Task to complete —
Without the pictures, set down every line of the data exactly.

Dataset extract —
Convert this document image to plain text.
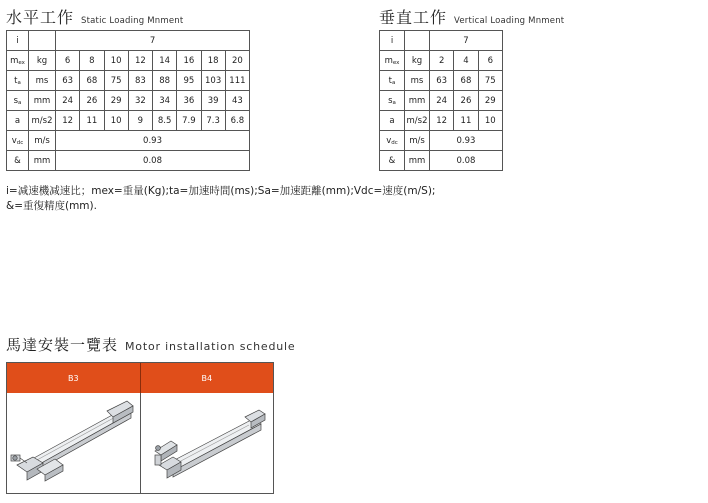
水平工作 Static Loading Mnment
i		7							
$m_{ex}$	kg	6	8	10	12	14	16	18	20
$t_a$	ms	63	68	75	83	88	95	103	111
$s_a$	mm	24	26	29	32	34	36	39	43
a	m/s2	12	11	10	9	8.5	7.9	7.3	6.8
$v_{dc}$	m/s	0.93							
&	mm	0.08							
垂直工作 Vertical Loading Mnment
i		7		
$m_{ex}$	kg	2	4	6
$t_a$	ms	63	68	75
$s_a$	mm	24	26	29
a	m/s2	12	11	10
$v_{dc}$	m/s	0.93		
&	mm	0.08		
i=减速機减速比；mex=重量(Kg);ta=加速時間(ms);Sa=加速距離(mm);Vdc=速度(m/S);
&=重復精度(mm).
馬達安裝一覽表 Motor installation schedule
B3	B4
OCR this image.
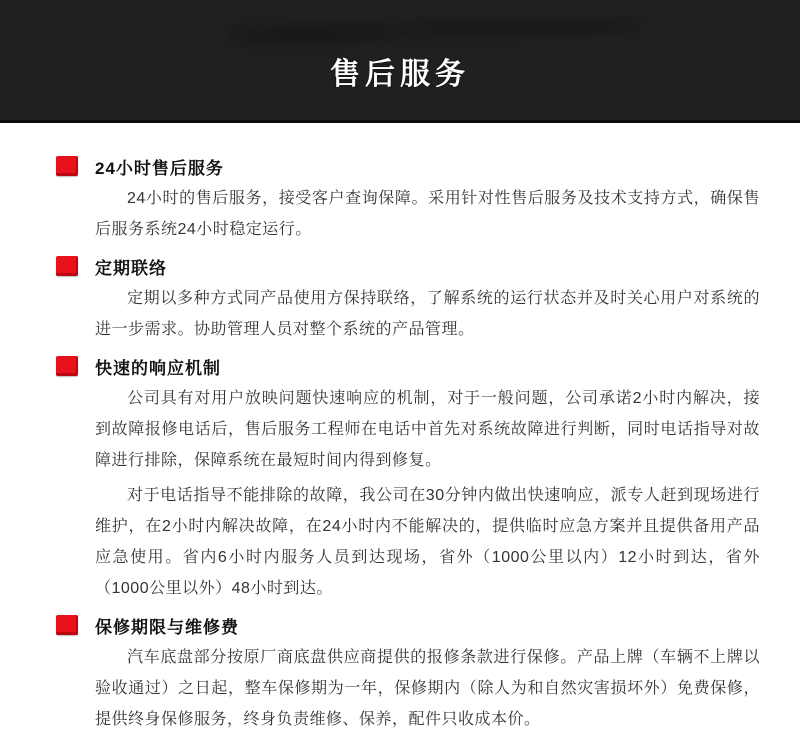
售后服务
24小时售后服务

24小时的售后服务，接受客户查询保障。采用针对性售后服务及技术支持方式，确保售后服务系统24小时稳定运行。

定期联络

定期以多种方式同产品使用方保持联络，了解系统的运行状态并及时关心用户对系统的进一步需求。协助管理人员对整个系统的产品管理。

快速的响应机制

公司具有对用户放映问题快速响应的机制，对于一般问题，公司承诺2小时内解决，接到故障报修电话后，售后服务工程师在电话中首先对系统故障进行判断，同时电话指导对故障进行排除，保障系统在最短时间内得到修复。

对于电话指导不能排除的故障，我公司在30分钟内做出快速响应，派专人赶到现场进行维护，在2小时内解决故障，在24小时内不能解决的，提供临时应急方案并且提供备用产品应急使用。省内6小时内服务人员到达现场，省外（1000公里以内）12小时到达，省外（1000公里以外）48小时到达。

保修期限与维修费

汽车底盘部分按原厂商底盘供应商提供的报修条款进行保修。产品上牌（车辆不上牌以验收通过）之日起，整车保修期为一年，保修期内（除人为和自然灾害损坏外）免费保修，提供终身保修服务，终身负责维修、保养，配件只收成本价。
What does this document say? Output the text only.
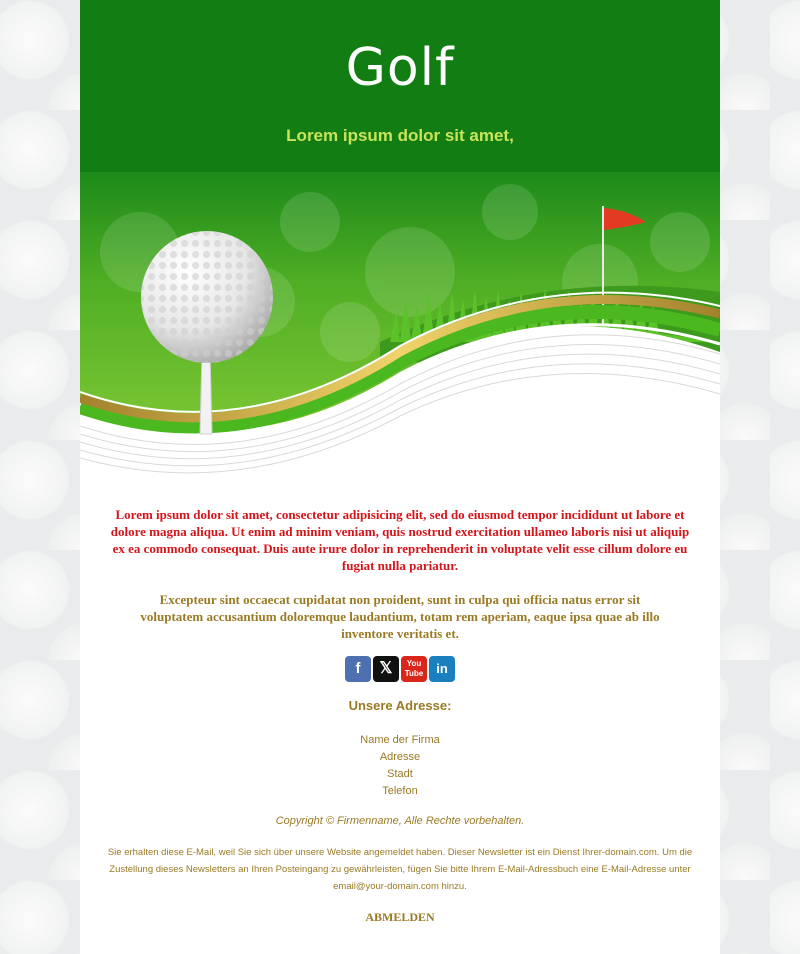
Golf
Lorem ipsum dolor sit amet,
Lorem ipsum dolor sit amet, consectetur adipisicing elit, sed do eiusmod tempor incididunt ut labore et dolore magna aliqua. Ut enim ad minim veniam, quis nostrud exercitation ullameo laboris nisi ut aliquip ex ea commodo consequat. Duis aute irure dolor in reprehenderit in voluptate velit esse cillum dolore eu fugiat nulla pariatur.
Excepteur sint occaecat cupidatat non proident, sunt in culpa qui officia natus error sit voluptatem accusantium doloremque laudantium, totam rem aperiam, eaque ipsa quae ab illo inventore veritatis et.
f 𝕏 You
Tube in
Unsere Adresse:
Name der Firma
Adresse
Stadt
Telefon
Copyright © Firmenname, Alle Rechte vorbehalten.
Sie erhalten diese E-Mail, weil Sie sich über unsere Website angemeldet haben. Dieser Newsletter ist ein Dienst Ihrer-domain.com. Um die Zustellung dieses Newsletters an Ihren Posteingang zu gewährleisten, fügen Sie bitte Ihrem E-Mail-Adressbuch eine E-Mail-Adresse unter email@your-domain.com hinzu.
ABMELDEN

Result of this exercise —
Convert this document image to plain text.
水平工作 Static Loading Mnment
i		7							
$m_{ex}$	kg	6	8	10	12	14	16	18	20
$t_a$	ms	63	68	75	83	88	95	103	111
$s_a$	mm	24	26	29	32	34	36	39	43
a	m/s2	12	11	10	9	8.5	7.9	7.3	6.8
$v_{dc}$	m/s	0.93							
&	mm	0.08							
垂直工作 Vertical Loading Mnment
i		7		
$m_{ex}$	kg	2	4	6
$t_a$	ms	63	68	75
$s_a$	mm	24	26	29
a	m/s2	12	11	10
$v_{dc}$	m/s	0.93		
&	mm	0.08		
i=减速機减速比；mex=重量(Kg);ta=加速時間(ms);Sa=加速距離(mm);Vdc=速度(m/S);
&=重復精度(mm).
馬達安裝一覽表 Motor installation schedule
B3	B4
OCR this image.
售后服务
24小时售后服务

24小时的售后服务，接受客户查询保障。采用针对性售后服务及技术支持方式，确保售后服务系统24小时稳定运行。

定期联络

定期以多种方式同产品使用方保持联络，了解系统的运行状态并及时关心用户对系统的进一步需求。协助管理人员对整个系统的产品管理。

快速的响应机制

公司具有对用户放映问题快速响应的机制，对于一般问题，公司承诺2小时内解决，接到故障报修电话后，售后服务工程师在电话中首先对系统故障进行判断，同时电话指导对故障进行排除，保障系统在最短时间内得到修复。

对于电话指导不能排除的故障，我公司在30分钟内做出快速响应，派专人赶到现场进行维护，在2小时内解决故障，在24小时内不能解决的，提供临时应急方案并且提供备用产品应急使用。省内6小时内服务人员到达现场，省外（1000公里以内）12小时到达，省外（1000公里以外）48小时到达。

保修期限与维修费

汽车底盘部分按原厂商底盘供应商提供的报修条款进行保修。产品上牌（车辆不上牌以验收通过）之日起，整车保修期为一年，保修期内（除人为和自然灾害损坏外）免费保修，提供终身保修服务，终身负责维修、保养，配件只收成本价。
What does this document say? Output the text only.
Golf
Lorem ipsum dolor sit amet,
Lorem ipsum dolor sit amet, consectetur adipisicing elit, sed do eiusmod tempor incididunt ut labore et dolore magna aliqua. Ut enim ad minim veniam, quis nostrud exercitation ullameo laboris nisi ut aliquip ex ea commodo consequat. Duis aute irure dolor in reprehenderit in voluptate velit esse cillum dolore eu fugiat nulla pariatur.
Excepteur sint occaecat cupidatat non proident, sunt in culpa qui officia natus error sit voluptatem accusantium doloremque laudantium, totam rem aperiam, eaque ipsa quae ab illo inventore veritatis et.
f 𝕏 You
Tube in
Unsere Adresse:
Name der Firma
Adresse
Stadt
Telefon
Copyright © Firmenname, Alle Rechte vorbehalten.
Sie erhalten diese E-Mail, weil Sie sich über unsere Website angemeldet haben. Dieser Newsletter ist ein Dienst Ihrer-domain.com. Um die Zustellung dieses Newsletters an Ihren Posteingang zu gewährleisten, fügen Sie bitte Ihrem E-Mail-Adressbuch eine E-Mail-Adresse unter email@your-domain.com hinzu.
ABMELDEN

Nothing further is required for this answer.